Short exercise -
Reproduce the following items line for line, without changing a single character. Leave out the picture lines in your copy.

Image element box items -
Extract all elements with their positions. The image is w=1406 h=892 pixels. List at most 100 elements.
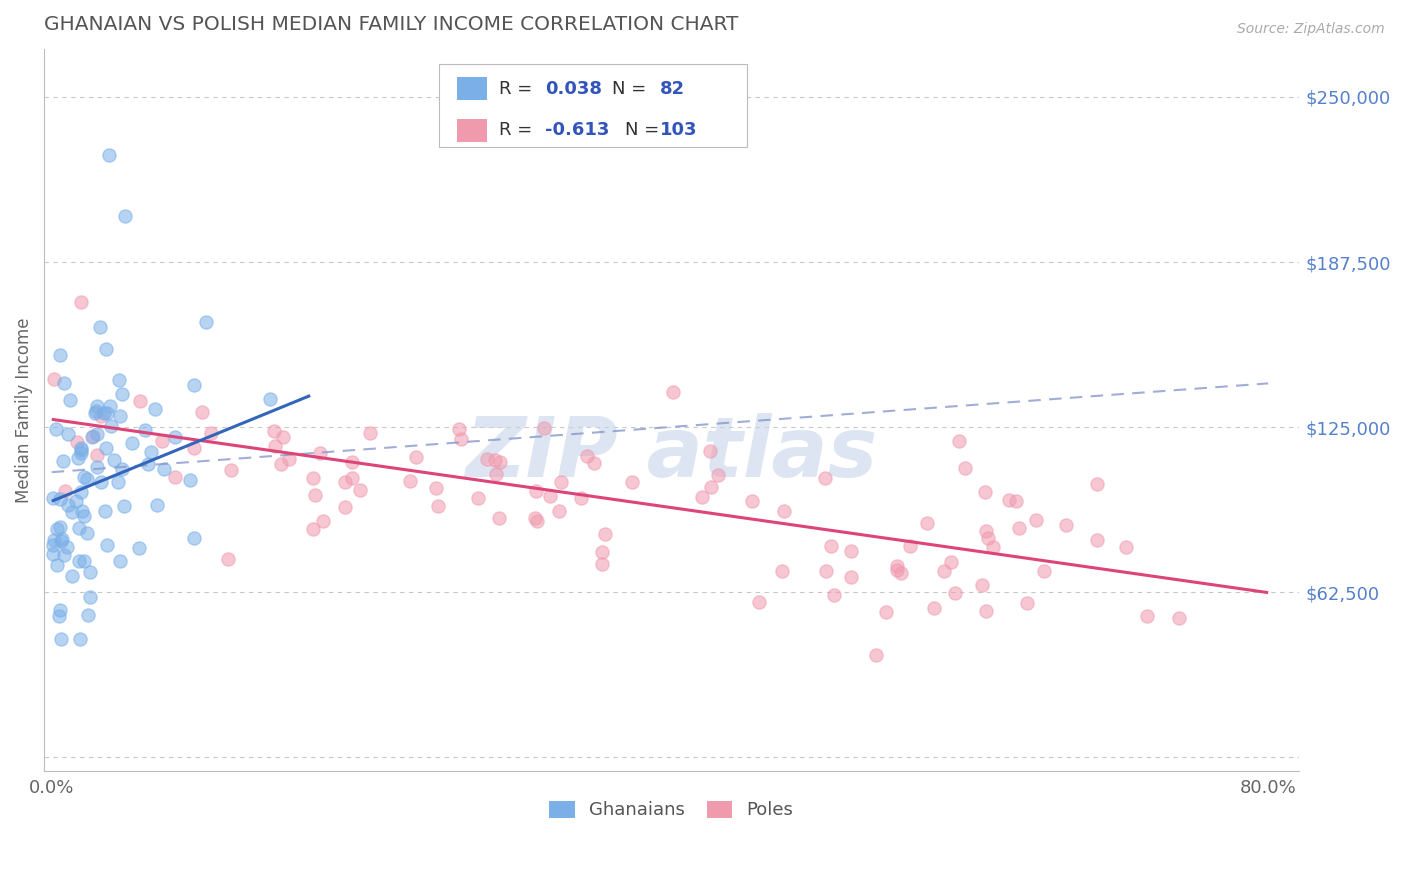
Point: [591, 544, 613, 558]
Point: [823, 588, 845, 602]
Point: [69, 442, 91, 457]
Point: [83, 406, 105, 420]
Point: [44, 372, 66, 386]
Point: [69, 632, 91, 646]
Point: [1025, 512, 1047, 526]
Point: [45, 422, 67, 436]
Point: [53, 483, 76, 498]
Point: [467, 491, 489, 505]
Text: 103: 103: [659, 121, 697, 139]
Point: [875, 605, 897, 619]
Point: [1136, 608, 1159, 623]
Point: [219, 463, 242, 477]
Point: [65, 493, 87, 508]
Point: [194, 315, 217, 329]
Point: [550, 475, 572, 490]
Point: [690, 490, 713, 504]
Point: [98, 399, 121, 413]
Point: [477, 451, 499, 466]
Point: [217, 552, 239, 566]
Point: [49, 533, 72, 548]
Point: [450, 432, 472, 446]
Point: [60, 569, 83, 583]
Point: [96, 538, 118, 552]
Point: [183, 441, 205, 455]
Point: [898, 539, 921, 553]
Point: [998, 493, 1021, 508]
Point: [1085, 533, 1108, 547]
Point: [72, 470, 94, 484]
Point: [839, 544, 862, 558]
Point: [340, 455, 363, 469]
Point: [84, 404, 107, 418]
Point: [73, 554, 96, 568]
Point: [121, 436, 143, 450]
Point: [66, 450, 89, 465]
Point: [70, 295, 93, 310]
Point: [259, 392, 281, 406]
Point: [524, 484, 547, 499]
Point: [183, 531, 205, 545]
Point: [89, 319, 111, 334]
Point: [90, 475, 112, 490]
Point: [79, 566, 101, 580]
Point: [52, 548, 75, 562]
Point: [941, 555, 963, 569]
Point: [58, 426, 80, 441]
Point: [82, 429, 104, 443]
Point: [112, 499, 135, 513]
Point: [129, 393, 152, 408]
Point: [277, 451, 299, 466]
Point: [309, 446, 332, 460]
Point: [593, 527, 616, 541]
Point: [96, 406, 118, 420]
Point: [136, 458, 159, 472]
Point: [183, 377, 205, 392]
Point: [263, 439, 285, 453]
Point: [524, 510, 547, 524]
Text: R =: R =: [499, 121, 538, 139]
Point: [1085, 477, 1108, 491]
Point: [1115, 540, 1137, 554]
Point: [399, 474, 422, 488]
Point: [340, 470, 363, 484]
Text: 82: 82: [659, 79, 685, 98]
Point: [814, 471, 837, 485]
Point: [93, 406, 115, 420]
Point: [621, 475, 644, 489]
Point: [890, 566, 912, 580]
Point: [42, 533, 65, 548]
Point: [86, 448, 108, 462]
Point: [69, 446, 91, 460]
Point: [427, 500, 450, 514]
Point: [943, 585, 966, 599]
Point: [96, 441, 118, 455]
Point: [865, 648, 887, 663]
Point: [111, 461, 134, 475]
Point: [699, 444, 721, 458]
Point: [576, 449, 599, 463]
Point: [304, 488, 326, 502]
Y-axis label: Median Family Income: Median Family Income: [15, 318, 32, 503]
Point: [179, 474, 201, 488]
Point: [42, 547, 65, 561]
Point: [143, 402, 166, 417]
Point: [815, 564, 838, 578]
Point: [405, 450, 427, 465]
Point: [301, 522, 323, 536]
Point: [51, 632, 73, 646]
Point: [108, 553, 131, 567]
Point: [449, 422, 471, 436]
Point: [526, 514, 548, 528]
Text: N =: N =: [624, 121, 665, 139]
Point: [741, 494, 763, 508]
Point: [934, 565, 956, 579]
Point: [48, 520, 70, 534]
Point: [302, 471, 325, 485]
Point: [1168, 610, 1191, 624]
Point: [165, 430, 187, 444]
Point: [86, 426, 108, 441]
Point: [748, 595, 770, 609]
Point: [45, 558, 67, 572]
Point: [773, 504, 796, 518]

Correct output -
Extract all elements with their positions. The image is w=1406 h=892 pixels. List at most 100 elements.
Point: [591, 544, 613, 558]
Point: [823, 588, 845, 602]
Point: [69, 442, 91, 457]
Point: [83, 406, 105, 420]
Point: [44, 372, 66, 386]
Point: [69, 632, 91, 646]
Point: [1025, 512, 1047, 526]
Point: [45, 422, 67, 436]
Point: [53, 483, 76, 498]
Point: [467, 491, 489, 505]
Text: 103: 103: [659, 121, 697, 139]
Point: [875, 605, 897, 619]
Point: [1136, 608, 1159, 623]
Point: [219, 463, 242, 477]
Point: [65, 493, 87, 508]
Point: [194, 315, 217, 329]
Point: [550, 475, 572, 490]
Point: [690, 490, 713, 504]
Point: [98, 399, 121, 413]
Point: [477, 451, 499, 466]
Point: [217, 552, 239, 566]
Point: [49, 533, 72, 548]
Point: [450, 432, 472, 446]
Point: [60, 569, 83, 583]
Point: [96, 538, 118, 552]
Point: [183, 441, 205, 455]
Point: [898, 539, 921, 553]
Point: [998, 493, 1021, 508]
Point: [1085, 533, 1108, 547]
Point: [72, 470, 94, 484]
Point: [839, 544, 862, 558]
Point: [340, 455, 363, 469]
Point: [84, 404, 107, 418]
Point: [73, 554, 96, 568]
Point: [121, 436, 143, 450]
Point: [66, 450, 89, 465]
Point: [70, 295, 93, 310]
Point: [259, 392, 281, 406]
Point: [524, 484, 547, 499]
Point: [183, 531, 205, 545]
Point: [89, 319, 111, 334]
Point: [90, 475, 112, 490]
Point: [79, 566, 101, 580]
Point: [52, 548, 75, 562]
Point: [941, 555, 963, 569]
Point: [58, 426, 80, 441]
Point: [82, 429, 104, 443]
Point: [112, 499, 135, 513]
Point: [129, 393, 152, 408]
Point: [277, 451, 299, 466]
Point: [309, 446, 332, 460]
Point: [593, 527, 616, 541]
Point: [96, 406, 118, 420]
Point: [136, 458, 159, 472]
Point: [183, 377, 205, 392]
Point: [263, 439, 285, 453]
Point: [524, 510, 547, 524]
Text: R =: R =: [499, 121, 538, 139]
Point: [1085, 477, 1108, 491]
Point: [1115, 540, 1137, 554]
Point: [399, 474, 422, 488]
Point: [340, 470, 363, 484]
Text: 82: 82: [659, 79, 685, 98]
Point: [814, 471, 837, 485]
Point: [93, 406, 115, 420]
Point: [621, 475, 644, 489]
Point: [890, 566, 912, 580]
Point: [42, 533, 65, 548]
Point: [86, 448, 108, 462]
Point: [69, 446, 91, 460]
Point: [427, 500, 450, 514]
Point: [943, 585, 966, 599]
Point: [96, 441, 118, 455]
Point: [865, 648, 887, 663]
Point: [111, 461, 134, 475]
Point: [699, 444, 721, 458]
Point: [576, 449, 599, 463]
Point: [304, 488, 326, 502]
Y-axis label: Median Family Income: Median Family Income: [15, 318, 32, 503]
Point: [179, 474, 201, 488]
Point: [42, 547, 65, 561]
Point: [143, 402, 166, 417]
Point: [815, 564, 838, 578]
Point: [405, 450, 427, 465]
Point: [301, 522, 323, 536]
Point: [51, 632, 73, 646]
Point: [108, 553, 131, 567]
Point: [449, 422, 471, 436]
Point: [526, 514, 548, 528]
Text: N =: N =: [624, 121, 665, 139]
Point: [741, 494, 763, 508]
Point: [934, 565, 956, 579]
Point: [48, 520, 70, 534]
Point: [302, 471, 325, 485]
Point: [1168, 610, 1191, 624]
Point: [165, 430, 187, 444]
Point: [86, 426, 108, 441]
Point: [748, 595, 770, 609]
Point: [45, 558, 67, 572]
Point: [773, 504, 796, 518]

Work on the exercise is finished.